> SUPPLIED ENTRIES:
+ + + +

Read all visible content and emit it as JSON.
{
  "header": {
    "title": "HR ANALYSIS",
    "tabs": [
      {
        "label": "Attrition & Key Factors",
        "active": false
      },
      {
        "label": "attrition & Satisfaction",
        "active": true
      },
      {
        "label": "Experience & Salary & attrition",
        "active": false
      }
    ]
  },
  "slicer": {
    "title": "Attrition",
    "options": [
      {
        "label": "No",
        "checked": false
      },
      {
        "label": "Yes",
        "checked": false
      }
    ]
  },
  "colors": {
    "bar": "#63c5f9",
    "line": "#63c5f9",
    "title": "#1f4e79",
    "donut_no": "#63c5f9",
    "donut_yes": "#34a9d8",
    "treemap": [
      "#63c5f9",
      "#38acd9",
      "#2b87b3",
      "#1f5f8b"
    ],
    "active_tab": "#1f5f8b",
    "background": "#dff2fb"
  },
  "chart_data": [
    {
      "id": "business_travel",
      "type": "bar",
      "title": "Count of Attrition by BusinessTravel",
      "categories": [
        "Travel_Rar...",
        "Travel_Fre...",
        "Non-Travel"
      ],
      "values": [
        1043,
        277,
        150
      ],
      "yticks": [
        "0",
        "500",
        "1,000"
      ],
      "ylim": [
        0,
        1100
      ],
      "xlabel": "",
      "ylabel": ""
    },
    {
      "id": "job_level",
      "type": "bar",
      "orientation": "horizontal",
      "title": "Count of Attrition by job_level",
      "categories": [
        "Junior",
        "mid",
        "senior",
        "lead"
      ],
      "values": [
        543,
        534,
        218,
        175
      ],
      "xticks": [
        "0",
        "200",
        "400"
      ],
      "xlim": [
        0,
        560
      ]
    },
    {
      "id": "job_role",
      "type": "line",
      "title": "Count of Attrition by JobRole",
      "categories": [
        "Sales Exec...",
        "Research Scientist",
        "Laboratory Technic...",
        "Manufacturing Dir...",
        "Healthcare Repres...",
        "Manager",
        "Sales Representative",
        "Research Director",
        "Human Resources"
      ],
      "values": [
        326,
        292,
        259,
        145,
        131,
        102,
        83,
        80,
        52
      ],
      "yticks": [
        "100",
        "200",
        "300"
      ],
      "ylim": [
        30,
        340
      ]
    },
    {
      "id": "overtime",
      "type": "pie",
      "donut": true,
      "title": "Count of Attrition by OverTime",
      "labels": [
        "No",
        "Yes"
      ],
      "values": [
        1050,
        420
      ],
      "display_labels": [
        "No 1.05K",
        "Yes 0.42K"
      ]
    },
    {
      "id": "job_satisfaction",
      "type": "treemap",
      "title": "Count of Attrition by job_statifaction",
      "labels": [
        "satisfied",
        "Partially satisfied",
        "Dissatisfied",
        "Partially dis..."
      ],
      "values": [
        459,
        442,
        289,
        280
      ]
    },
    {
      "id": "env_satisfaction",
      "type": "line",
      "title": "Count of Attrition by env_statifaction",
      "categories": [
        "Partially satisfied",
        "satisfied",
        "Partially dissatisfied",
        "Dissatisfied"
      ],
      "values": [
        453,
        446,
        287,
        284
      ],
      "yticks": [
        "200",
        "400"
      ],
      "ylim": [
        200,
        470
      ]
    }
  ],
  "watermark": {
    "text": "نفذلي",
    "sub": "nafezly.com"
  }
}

+ + + +

> THE EXERCISE:
Reproduce the complete data exactly as presented above.

> ANSWER:
Read all visible content and emit it as JSON.
{
  "header": {
    "title": "HR ANALYSIS",
    "tabs": [
      {
        "label": "Attrition & Key Factors",
        "active": false
      },
      {
        "label": "attrition & Satisfaction",
        "active": true
      },
      {
        "label": "Experience & Salary & attrition",
        "active": false
      }
    ]
  },
  "slicer": {
    "title": "Attrition",
    "options": [
      {
        "label": "No",
        "checked": false
      },
      {
        "label": "Yes",
        "checked": false
      }
    ]
  },
  "colors": {
    "bar": "#63c5f9",
    "line": "#63c5f9",
    "title": "#1f4e79",
    "donut_no": "#63c5f9",
    "donut_yes": "#34a9d8",
    "treemap": [
      "#63c5f9",
      "#38acd9",
      "#2b87b3",
      "#1f5f8b"
    ],
    "active_tab": "#1f5f8b",
    "background": "#dff2fb"
  },
  "chart_data": [
    {
      "id": "business_travel",
      "type": "bar",
      "title": "Count of Attrition by BusinessTravel",
      "categories": [
        "Travel_Rar...",
        "Travel_Fre...",
        "Non-Travel"
      ],
      "values": [
        1043,
        277,
        150
      ],
      "yticks": [
        "0",
        "500",
        "1,000"
      ],
      "ylim": [
        0,
        1100
      ],
      "xlabel": "",
      "ylabel": ""
    },
    {
      "id": "job_level",
      "type": "bar",
      "orientation": "horizontal",
      "title": "Count of Attrition by job_level",
      "categories": [
        "Junior",
        "mid",
        "senior",
        "lead"
      ],
      "values": [
        543,
        534,
        218,
        175
      ],
      "xticks": [
        "0",
        "200",
        "400"
      ],
      "xlim": [
        0,
        560
      ]
    },
    {
      "id": "job_role",
      "type": "line",
      "title": "Count of Attrition by JobRole",
      "categories": [
        "Sales Exec...",
        "Research Scientist",
        "Laboratory Technic...",
        "Manufacturing Dir...",
        "Healthcare Repres...",
        "Manager",
        "Sales Representative",
        "Research Director",
        "Human Resources"
      ],
      "values": [
        326,
        292,
        259,
        145,
        131,
        102,
        83,
        80,
        52
      ],
      "yticks": [
        "100",
        "200",
        "300"
      ],
      "ylim": [
        30,
        340
      ]
    },
    {
      "id": "overtime",
      "type": "pie",
      "donut": true,
      "title": "Count of Attrition by OverTime",
      "labels": [
        "No",
        "Yes"
      ],
      "values": [
        1050,
        420
      ],
      "display_labels": [
        "No 1.05K",
        "Yes 0.42K"
      ]
    },
    {
      "id": "job_satisfaction",
      "type": "treemap",
      "title": "Count of Attrition by job_statifaction",
      "labels": [
        "satisfied",
        "Partially satisfied",
        "Dissatisfied",
        "Partially dis..."
      ],
      "values": [
        459,
        442,
        289,
        280
      ]
    },
    {
      "id": "env_satisfaction",
      "type": "line",
      "title": "Count of Attrition by env_statifaction",
      "categories": [
        "Partially satisfied",
        "satisfied",
        "Partially dissatisfied",
        "Dissatisfied"
      ],
      "values": [
        453,
        446,
        287,
        284
      ],
      "yticks": [
        "200",
        "400"
      ],
      "ylim": [
        200,
        470
      ]
    }
  ],
  "watermark": {
    "text": "نفذلي",
    "sub": "nafezly.com"
  }
}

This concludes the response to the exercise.